* **Exercises**
- a) In the laptop post, what new computer sits unopened in its box beside the writer?
- b) Please resume the laptop post, picking up right after its final sentence.

Passage Block Start

I didn’t realize how addicted I had become to curling up in bed with my laptop until my laptop decided to not connect to the internet anymore. It has now become an expensive personal TV on which W can watch Peep and the Big Wide World, which we practically have on permanent loan from the library. (Peep and the egg, that is. Neverevenmind the others.)
Have you ever reached the end of a day and not been able to summon up even a fleeting memory of the past several hours? I might not have noticed had I gone to bed instead of sitting down at the computer to document those hours… they did involve an asparagus frittata, something I hurriedly (and frustratingly, when asparagus is woody and close to the price of platinum) had to test for a spring issue of something or other, so dinner was taken care of early. (W thought it was the Most Revolting Thing Ever, so I made him a pita pizza – first boiling up some cauliflower I had in the freezer which I whizzed with my hand-held immersion blender with some tomato paste and a pinch of Italian seasoning into something I could spread thickly between the whole wheat pita and mozzarella cheese.)
I am loving all of your comments, by the way. I read them all. If I’m slow to reply it’s because I am minutes away from hauling this computer out the window, which may very well be my upper body workout for tomorrow. Beside me is a brand spanking new iMac, waiting for me to get up the nerve to take it out of its box and start learning new programs and transferring files. I’m sure rage burns calories? I remember reading about how fidgeting burns an extra several hundred calories a day – I have actually tried to be a fidgety person. It doesn’t work.

Passage Block End
Input data Block Start

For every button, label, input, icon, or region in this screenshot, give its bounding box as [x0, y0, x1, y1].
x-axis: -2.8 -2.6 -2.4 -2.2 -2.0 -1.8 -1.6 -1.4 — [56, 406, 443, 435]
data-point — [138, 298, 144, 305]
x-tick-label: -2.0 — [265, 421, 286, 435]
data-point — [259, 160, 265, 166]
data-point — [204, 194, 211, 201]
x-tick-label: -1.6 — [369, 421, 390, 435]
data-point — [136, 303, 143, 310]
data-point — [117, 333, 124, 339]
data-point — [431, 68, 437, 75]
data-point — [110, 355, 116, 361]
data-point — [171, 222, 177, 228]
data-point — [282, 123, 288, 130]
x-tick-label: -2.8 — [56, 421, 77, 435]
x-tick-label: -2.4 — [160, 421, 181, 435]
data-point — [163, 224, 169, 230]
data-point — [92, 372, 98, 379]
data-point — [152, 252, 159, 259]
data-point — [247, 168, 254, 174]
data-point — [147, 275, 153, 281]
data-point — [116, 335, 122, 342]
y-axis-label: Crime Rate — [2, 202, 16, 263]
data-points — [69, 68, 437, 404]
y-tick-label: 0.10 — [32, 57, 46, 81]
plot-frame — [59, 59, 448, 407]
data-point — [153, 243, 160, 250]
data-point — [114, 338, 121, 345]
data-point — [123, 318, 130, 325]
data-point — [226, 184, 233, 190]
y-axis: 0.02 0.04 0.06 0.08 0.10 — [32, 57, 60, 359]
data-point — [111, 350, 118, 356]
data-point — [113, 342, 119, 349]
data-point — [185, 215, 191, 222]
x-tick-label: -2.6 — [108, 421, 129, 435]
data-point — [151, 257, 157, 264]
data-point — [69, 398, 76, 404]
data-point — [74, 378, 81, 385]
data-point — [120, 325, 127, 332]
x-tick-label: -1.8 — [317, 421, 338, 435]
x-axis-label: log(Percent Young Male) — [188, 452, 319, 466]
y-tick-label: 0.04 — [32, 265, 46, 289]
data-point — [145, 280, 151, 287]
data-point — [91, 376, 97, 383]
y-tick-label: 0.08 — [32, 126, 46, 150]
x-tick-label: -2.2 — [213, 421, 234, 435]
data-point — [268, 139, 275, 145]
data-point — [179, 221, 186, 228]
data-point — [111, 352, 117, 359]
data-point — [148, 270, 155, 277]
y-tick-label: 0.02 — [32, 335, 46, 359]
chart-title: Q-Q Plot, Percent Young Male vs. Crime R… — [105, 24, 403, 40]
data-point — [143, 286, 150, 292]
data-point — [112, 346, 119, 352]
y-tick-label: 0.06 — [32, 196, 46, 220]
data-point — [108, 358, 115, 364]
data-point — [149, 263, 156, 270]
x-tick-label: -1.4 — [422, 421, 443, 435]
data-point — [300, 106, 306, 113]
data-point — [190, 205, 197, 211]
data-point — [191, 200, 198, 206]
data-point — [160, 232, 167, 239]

Input data Block End

* **Task-by-task results**
- a) A brand-new iMac.

- b)
You make great points and have great ideas. I’m not against pulling together a little group so that we can all meet in 3D, if enough of you think it would be fun or helpful or just an excuse to get out of the house. We could call it Book Club. Everyone gets a free pass to go out for book club, right? If you’re into it say so, and I’ll see if I can’t nab the community hall or something.
My sister is going forward with this weight loss thing too. She’s a single mom of three kids and a (more than) full time teacher, and has the most stressful life and busiest schedule of anyone I know. She plans and budgets and schedules everything. We sat down a couple weeks ago and had a little pep rally – she had made up her mind to do this thing, to make it a priority, and we chatted for hours about how we felt and what worked and what hindered our progress. Her kids rolled their eyes at us. We came up with meal ideas and she filled her freezer in a preemptive strike against end-of-the-day hunger and crankiness. I’m happy to report, although I have not been authorized to reveal numbers, that the new scale she bought at the Linens and Things closing-out sale is moving in the right direction.
Tonight as we briefly compared notes we agreed that evenings are the worst; mornings are easy but either of us could easily graze from pre-dinner to bedtime. So I decided that considering a) this is the most important thing for me to accomplish right now, b) if I sit on the couch and watch TV all night (which never happens for either of us except on Thursdays when I watch The Office and she watches the Amazing Race), I am officially being productive. Both of us, as I’m sure a great many of you can relate to, possess this inner need to be accomplishing something at all times – I hereby consider reading and TV watching and napping to be productive if you’re doing it without unnecessary snacking.
(That whole not eating after 7pm thing, by the way? It has nothing to do with timing – although it seems to make sense to not eat before bed, it doesn’t really make a huge difference when you take in those calories, so long as you eat regularly and include breakfast. Think of how late they eat dinner in Europe! It’s effective because the vast majority of us eat the vast majority of our calories in the evenings, and if we cut out any snacking we might otherwise do between dinner and bed, we’d take a big chunk out of our daily consumption.)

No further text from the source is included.